Copy the stretch of entries from the line containing "Patent image size: (765, 974)." through the line containing "The optical system 17 is at (442, 716).", replacing "optical head" with "pickup head" and changing nothing else.

---------- Provided records

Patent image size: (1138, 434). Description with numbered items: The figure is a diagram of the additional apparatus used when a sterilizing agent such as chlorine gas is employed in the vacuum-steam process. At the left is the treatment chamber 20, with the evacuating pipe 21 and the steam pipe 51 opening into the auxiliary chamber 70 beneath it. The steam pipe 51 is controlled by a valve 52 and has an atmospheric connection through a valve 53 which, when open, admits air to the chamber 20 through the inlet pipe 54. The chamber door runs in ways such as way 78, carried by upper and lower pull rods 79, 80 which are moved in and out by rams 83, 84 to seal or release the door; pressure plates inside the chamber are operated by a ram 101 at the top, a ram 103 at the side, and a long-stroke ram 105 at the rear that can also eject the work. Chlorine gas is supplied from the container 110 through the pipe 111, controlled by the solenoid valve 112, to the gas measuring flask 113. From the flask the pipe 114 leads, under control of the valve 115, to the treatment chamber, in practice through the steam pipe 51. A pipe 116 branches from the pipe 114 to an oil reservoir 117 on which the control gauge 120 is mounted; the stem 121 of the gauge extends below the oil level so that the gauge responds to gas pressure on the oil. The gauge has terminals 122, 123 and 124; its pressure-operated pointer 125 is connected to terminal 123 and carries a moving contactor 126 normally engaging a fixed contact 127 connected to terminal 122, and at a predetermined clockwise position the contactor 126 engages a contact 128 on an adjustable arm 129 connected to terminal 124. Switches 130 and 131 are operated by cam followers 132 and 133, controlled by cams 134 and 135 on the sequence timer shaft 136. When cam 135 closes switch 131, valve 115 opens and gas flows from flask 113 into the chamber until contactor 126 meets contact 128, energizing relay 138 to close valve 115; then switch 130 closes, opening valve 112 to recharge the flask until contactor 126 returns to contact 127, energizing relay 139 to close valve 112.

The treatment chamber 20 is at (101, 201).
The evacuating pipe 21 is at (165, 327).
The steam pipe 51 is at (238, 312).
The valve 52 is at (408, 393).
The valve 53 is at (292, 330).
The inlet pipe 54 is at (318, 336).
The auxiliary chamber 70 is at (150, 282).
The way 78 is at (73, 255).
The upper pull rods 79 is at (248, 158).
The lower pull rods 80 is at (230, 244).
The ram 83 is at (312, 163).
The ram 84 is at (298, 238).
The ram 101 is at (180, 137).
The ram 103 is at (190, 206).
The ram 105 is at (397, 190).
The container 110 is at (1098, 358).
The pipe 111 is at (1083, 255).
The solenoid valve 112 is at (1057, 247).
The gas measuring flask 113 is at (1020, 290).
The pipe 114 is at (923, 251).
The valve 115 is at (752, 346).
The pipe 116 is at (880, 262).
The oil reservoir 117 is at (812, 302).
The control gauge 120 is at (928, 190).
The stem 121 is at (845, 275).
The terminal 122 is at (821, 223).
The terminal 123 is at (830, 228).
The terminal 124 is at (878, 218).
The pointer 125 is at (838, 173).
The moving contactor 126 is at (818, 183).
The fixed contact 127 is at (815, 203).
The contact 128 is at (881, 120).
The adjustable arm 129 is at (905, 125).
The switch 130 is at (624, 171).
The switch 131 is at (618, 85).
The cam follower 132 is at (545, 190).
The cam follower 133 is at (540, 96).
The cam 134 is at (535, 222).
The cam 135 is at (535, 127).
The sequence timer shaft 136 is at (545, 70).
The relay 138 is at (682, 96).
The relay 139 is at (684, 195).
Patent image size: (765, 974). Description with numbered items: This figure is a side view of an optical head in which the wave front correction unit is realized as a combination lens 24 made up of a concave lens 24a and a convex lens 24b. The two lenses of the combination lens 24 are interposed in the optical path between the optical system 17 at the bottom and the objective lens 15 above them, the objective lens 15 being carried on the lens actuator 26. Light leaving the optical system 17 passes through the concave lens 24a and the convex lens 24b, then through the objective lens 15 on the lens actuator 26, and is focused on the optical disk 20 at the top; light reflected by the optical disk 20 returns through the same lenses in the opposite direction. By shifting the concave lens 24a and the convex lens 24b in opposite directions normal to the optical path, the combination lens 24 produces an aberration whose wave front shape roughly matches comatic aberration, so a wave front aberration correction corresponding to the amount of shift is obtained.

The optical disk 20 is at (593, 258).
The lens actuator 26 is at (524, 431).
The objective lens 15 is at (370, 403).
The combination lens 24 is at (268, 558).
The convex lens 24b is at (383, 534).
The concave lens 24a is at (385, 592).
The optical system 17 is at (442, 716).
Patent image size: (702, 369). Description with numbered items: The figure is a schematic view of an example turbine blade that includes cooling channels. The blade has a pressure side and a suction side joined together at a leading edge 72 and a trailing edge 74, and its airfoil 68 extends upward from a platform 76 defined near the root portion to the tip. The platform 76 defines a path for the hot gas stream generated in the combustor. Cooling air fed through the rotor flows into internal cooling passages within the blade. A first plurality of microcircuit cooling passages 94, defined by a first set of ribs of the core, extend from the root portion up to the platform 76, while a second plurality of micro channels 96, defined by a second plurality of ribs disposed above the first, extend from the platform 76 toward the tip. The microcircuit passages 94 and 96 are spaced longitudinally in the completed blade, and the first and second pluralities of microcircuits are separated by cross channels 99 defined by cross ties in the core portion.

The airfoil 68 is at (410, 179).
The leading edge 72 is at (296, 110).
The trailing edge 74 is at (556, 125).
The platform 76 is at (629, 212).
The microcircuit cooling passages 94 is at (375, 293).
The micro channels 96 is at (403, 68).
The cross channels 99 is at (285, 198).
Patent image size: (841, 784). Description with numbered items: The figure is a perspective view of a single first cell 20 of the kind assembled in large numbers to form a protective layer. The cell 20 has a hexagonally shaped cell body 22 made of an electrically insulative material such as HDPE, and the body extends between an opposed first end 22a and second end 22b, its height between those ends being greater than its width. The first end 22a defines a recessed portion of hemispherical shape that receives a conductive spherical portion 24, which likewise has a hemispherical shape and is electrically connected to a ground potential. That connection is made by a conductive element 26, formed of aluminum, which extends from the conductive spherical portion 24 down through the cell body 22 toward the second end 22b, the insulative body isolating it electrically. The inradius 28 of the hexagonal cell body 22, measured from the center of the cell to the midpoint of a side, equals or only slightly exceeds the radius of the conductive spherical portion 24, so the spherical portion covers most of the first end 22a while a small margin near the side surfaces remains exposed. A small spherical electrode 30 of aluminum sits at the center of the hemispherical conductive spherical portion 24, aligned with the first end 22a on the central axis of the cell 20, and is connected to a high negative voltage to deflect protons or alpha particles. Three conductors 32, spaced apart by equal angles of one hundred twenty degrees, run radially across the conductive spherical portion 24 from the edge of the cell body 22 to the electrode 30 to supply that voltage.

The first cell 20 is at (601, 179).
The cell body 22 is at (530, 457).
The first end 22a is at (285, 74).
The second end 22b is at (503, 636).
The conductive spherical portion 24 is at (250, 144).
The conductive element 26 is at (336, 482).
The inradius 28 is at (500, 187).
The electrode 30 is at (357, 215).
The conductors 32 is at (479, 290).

--------------------

# Complete output
Patent image size: (765, 974). Description with numbered items: This figure is a side view of an pickup head in which the wave front correction unit is realized as a combination lens 24 made up of a concave lens 24a and a convex lens 24b. The two lenses of the combination lens 24 are interposed in the optical path between the optical system 17 at the bottom and the objective lens 15 above them, the objective lens 15 being carried on the lens actuator 26. Light leaving the optical system 17 passes through the concave lens 24a and the convex lens 24b, then through the objective lens 15 on the lens actuator 26, and is focused on the optical disk 20 at the top; light reflected by the optical disk 20 returns through the same lenses in the opposite direction. By shifting the concave lens 24a and the convex lens 24b in opposite directions normal to the optical path, the combination lens 24 produces an aberration whose wave front shape roughly matches comatic aberration, so a wave front aberration correction corresponding to the amount of shift is obtained.

The optical disk 20 is at (593, 258).
The lens actuator 26 is at (524, 431).
The objective lens 15 is at (370, 403).
The combination lens 24 is at (268, 558).
The convex lens 24b is at (383, 534).
The concave lens 24a is at (385, 592).
The optical system 17 is at (442, 716).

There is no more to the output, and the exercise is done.